### Objective
Below are entries to be transcribed exactly; exclude the pictures from the copy.
** Begin **
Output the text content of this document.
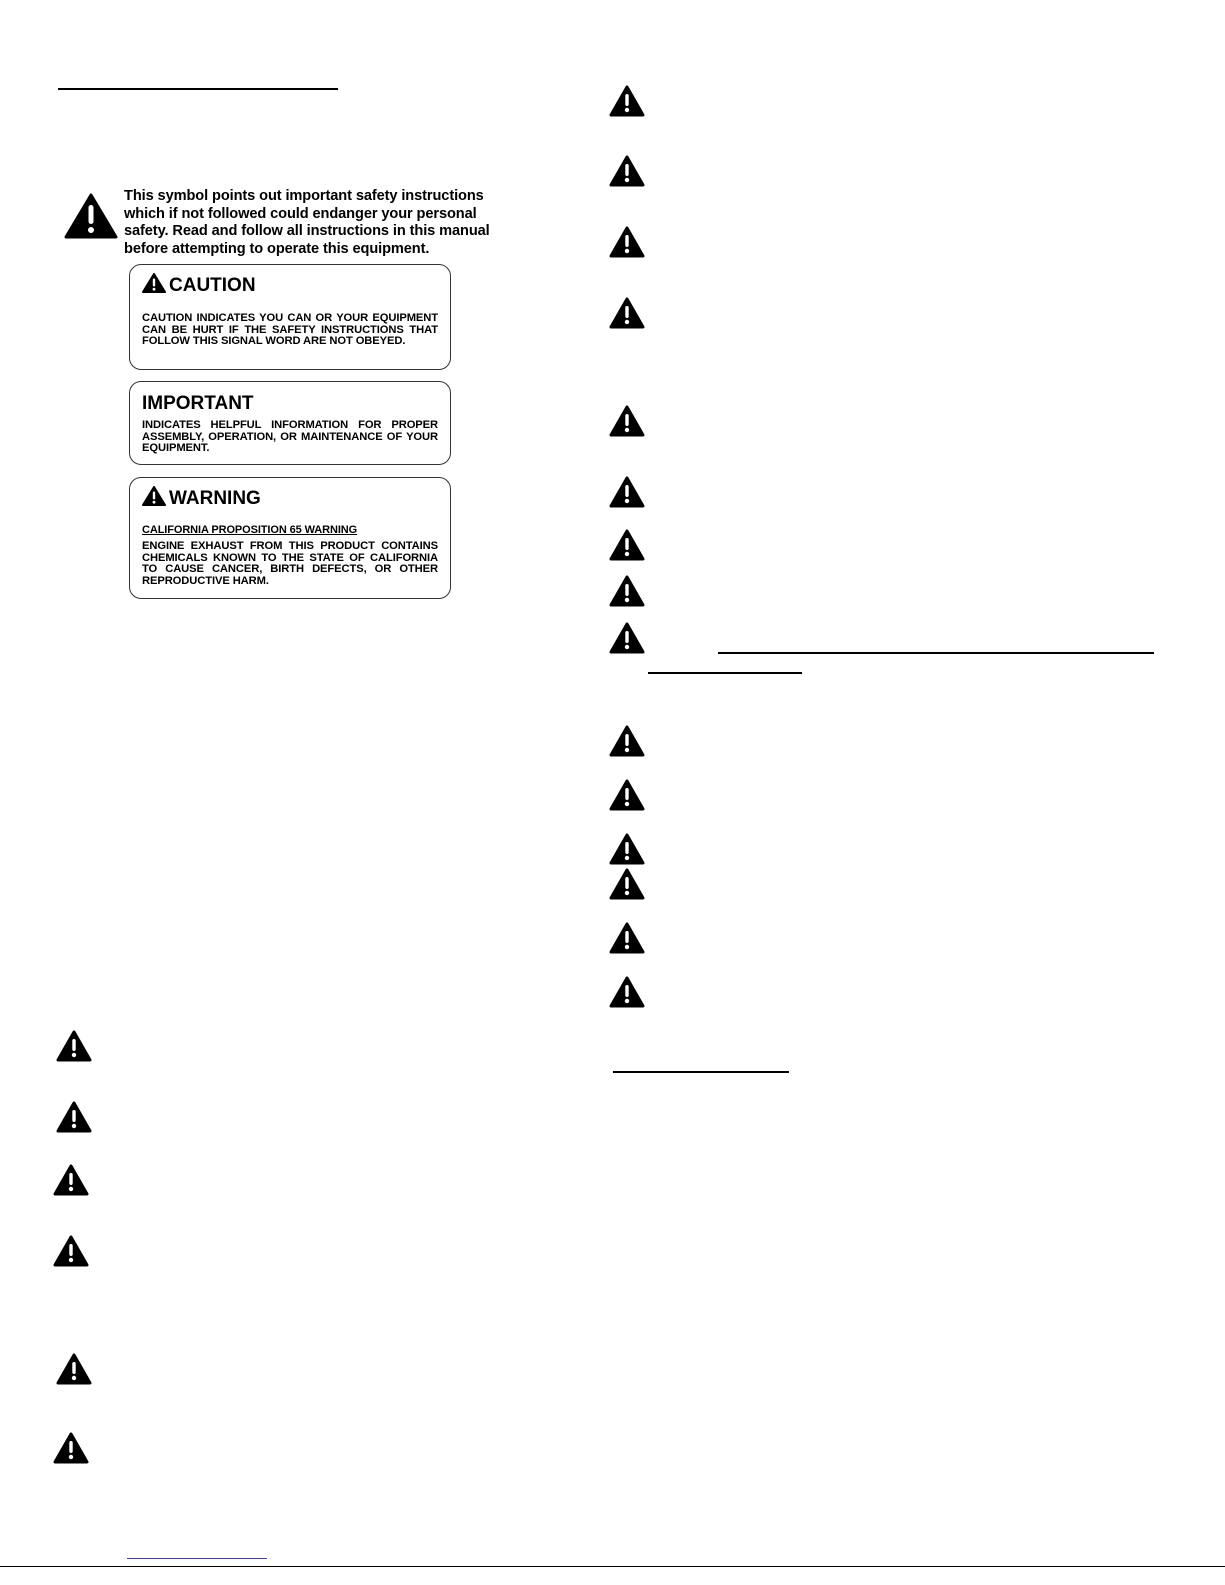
This symbol points out important safety instructions which if not followed could endanger your personal safety. Read and follow all instructions in this manual before attempting to operate this equipment.
CAUTION
CAUTION INDICATES YOU CAN OR YOUR EQUIPMENT CAN BE HURT IF THE SAFETY INSTRUCTIONS THAT FOLLOW THIS SIGNAL WORD ARE NOT OBEYED.
IMPORTANT
INDICATES HELPFUL INFORMATION FOR PROPER ASSEMBLY, OPERATION, OR MAINTENANCE OF YOUR EQUIPMENT.
WARNING
CALIFORNIA PROPOSITION 65 WARNING
ENGINE EXHAUST FROM THIS PRODUCT CONTAINS CHEMICALS KNOWN TO THE STATE OF CALIFORNIA TO CAUSE CANCER, BIRTH DEFECTS, OR OTHER REPRODUCTIVE HARM.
** End **
### Solution to this task
Output the text content of this document.
This symbol points out important safety instructions which if not followed could endanger your personal safety. Read and follow all instructions in this manual before attempting to operate this equipment.
CAUTION
CAUTION INDICATES YOU CAN OR YOUR EQUIPMENT CAN BE HURT IF THE SAFETY INSTRUCTIONS THAT FOLLOW THIS SIGNAL WORD ARE NOT OBEYED.
IMPORTANT
INDICATES HELPFUL INFORMATION FOR PROPER ASSEMBLY, OPERATION, OR MAINTENANCE OF YOUR EQUIPMENT.
WARNING
CALIFORNIA PROPOSITION 65 WARNING
ENGINE EXHAUST FROM THIS PRODUCT CONTAINS CHEMICALS KNOWN TO THE STATE OF CALIFORNIA TO CAUSE CANCER, BIRTH DEFECTS, OR OTHER REPRODUCTIVE HARM.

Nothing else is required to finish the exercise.